◆ Exercise description: Select all lines with the string "značky" in them, and copy those lines.

-- start Extracted information --

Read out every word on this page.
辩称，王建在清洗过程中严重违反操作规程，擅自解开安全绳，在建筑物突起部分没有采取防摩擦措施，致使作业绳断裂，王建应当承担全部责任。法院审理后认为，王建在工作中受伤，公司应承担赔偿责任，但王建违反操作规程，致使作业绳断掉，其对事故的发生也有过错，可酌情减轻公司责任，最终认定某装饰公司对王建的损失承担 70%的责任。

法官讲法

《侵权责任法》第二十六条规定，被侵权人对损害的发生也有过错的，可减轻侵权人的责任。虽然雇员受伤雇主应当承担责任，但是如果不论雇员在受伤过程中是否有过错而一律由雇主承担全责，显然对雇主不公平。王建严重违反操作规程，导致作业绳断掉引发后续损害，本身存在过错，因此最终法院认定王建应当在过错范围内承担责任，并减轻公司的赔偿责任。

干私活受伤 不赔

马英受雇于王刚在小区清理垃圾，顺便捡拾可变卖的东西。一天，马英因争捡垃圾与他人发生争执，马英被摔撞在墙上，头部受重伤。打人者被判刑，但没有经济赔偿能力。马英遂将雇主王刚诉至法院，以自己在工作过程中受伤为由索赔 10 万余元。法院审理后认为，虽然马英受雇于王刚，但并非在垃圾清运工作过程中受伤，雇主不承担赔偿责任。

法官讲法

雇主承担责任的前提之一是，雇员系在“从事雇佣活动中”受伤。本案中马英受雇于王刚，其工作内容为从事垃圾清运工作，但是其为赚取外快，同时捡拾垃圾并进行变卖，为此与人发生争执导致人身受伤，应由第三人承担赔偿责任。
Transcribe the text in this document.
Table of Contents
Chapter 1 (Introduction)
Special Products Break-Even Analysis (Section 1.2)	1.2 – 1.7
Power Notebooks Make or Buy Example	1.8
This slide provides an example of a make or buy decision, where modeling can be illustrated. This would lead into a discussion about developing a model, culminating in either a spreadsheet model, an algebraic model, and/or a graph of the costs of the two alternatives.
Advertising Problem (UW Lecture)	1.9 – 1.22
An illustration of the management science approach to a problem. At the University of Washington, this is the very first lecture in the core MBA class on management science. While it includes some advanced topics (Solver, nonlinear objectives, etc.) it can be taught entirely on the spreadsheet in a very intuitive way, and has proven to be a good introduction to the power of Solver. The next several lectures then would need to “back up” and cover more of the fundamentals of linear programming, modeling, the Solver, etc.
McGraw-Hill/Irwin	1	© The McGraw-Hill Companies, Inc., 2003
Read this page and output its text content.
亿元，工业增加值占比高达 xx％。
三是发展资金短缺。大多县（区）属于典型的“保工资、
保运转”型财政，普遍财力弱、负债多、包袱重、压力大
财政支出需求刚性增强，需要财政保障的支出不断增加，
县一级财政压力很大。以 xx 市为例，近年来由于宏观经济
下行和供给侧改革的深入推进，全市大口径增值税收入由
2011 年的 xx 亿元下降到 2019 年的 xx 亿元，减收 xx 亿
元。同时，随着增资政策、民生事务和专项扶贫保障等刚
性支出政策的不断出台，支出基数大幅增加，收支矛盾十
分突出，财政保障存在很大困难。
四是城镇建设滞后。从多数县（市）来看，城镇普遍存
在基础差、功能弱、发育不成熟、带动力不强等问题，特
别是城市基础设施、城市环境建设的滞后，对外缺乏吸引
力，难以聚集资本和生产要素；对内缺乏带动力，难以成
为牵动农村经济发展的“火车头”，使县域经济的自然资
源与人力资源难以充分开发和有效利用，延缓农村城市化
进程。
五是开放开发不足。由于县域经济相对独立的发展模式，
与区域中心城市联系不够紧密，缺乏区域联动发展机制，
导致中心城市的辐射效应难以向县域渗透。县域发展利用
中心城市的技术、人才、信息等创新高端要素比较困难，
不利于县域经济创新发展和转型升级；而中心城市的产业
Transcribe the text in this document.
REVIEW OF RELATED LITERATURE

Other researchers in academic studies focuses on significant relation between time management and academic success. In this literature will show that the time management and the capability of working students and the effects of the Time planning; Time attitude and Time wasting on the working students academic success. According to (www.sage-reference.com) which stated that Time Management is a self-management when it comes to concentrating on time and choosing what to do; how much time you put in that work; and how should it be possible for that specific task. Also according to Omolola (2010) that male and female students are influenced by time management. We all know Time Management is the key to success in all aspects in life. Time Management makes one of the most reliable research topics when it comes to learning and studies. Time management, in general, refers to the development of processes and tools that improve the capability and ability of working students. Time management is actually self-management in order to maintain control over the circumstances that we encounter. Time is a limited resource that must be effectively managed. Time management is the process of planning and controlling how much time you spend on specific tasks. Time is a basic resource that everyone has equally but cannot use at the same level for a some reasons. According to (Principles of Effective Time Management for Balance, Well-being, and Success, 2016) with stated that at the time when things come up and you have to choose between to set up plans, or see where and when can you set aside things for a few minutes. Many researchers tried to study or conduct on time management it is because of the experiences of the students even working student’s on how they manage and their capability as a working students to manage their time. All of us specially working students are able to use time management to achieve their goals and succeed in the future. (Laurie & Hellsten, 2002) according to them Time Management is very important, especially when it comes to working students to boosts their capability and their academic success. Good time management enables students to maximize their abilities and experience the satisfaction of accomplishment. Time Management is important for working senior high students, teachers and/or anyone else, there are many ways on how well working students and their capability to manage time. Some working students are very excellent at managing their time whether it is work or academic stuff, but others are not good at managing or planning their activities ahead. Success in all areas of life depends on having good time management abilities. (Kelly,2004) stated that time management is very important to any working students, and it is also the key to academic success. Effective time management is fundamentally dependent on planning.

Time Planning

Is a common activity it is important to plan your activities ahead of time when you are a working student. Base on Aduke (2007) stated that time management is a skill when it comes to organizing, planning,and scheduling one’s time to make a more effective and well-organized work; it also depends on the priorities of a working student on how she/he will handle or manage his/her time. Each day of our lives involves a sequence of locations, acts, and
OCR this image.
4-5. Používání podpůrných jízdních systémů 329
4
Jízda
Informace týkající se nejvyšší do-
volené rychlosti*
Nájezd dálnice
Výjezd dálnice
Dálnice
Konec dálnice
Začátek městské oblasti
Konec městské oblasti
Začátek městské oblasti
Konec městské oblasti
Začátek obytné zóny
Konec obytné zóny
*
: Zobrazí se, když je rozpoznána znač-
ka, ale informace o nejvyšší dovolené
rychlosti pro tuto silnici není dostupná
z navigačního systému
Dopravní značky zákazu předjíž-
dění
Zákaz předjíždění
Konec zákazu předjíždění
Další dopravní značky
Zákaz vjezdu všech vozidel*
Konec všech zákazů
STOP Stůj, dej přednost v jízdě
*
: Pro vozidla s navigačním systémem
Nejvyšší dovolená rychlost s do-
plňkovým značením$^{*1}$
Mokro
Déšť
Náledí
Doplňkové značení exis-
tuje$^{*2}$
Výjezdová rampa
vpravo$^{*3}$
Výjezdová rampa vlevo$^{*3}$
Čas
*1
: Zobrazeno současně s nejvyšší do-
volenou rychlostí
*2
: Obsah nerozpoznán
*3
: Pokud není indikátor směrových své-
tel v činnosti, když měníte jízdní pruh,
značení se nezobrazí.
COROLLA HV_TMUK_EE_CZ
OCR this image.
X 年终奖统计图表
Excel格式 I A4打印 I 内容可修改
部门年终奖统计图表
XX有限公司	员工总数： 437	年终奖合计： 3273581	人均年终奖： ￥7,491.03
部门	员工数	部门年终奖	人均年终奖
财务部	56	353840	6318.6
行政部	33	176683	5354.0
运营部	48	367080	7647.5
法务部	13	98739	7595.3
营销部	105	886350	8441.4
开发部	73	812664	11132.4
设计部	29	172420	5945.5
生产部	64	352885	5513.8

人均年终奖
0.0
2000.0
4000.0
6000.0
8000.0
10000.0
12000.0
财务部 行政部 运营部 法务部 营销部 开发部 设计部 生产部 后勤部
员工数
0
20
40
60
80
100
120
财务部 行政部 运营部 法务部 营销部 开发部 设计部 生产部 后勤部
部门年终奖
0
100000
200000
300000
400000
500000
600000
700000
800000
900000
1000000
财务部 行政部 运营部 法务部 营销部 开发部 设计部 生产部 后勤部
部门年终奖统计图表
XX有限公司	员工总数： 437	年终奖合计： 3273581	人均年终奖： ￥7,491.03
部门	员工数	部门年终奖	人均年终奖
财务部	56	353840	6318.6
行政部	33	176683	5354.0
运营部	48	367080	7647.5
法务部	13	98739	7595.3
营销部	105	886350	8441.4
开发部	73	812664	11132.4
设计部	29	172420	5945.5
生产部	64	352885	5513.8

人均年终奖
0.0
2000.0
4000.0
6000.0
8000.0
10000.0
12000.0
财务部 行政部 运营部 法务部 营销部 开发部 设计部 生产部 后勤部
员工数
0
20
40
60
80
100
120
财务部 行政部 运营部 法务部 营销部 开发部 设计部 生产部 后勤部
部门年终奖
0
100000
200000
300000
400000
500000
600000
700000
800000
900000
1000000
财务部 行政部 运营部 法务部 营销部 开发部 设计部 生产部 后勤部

-- end Extracted information --

◆ Response to this exercise:
Dopravní značky zákazu předjíž-
Další dopravní značky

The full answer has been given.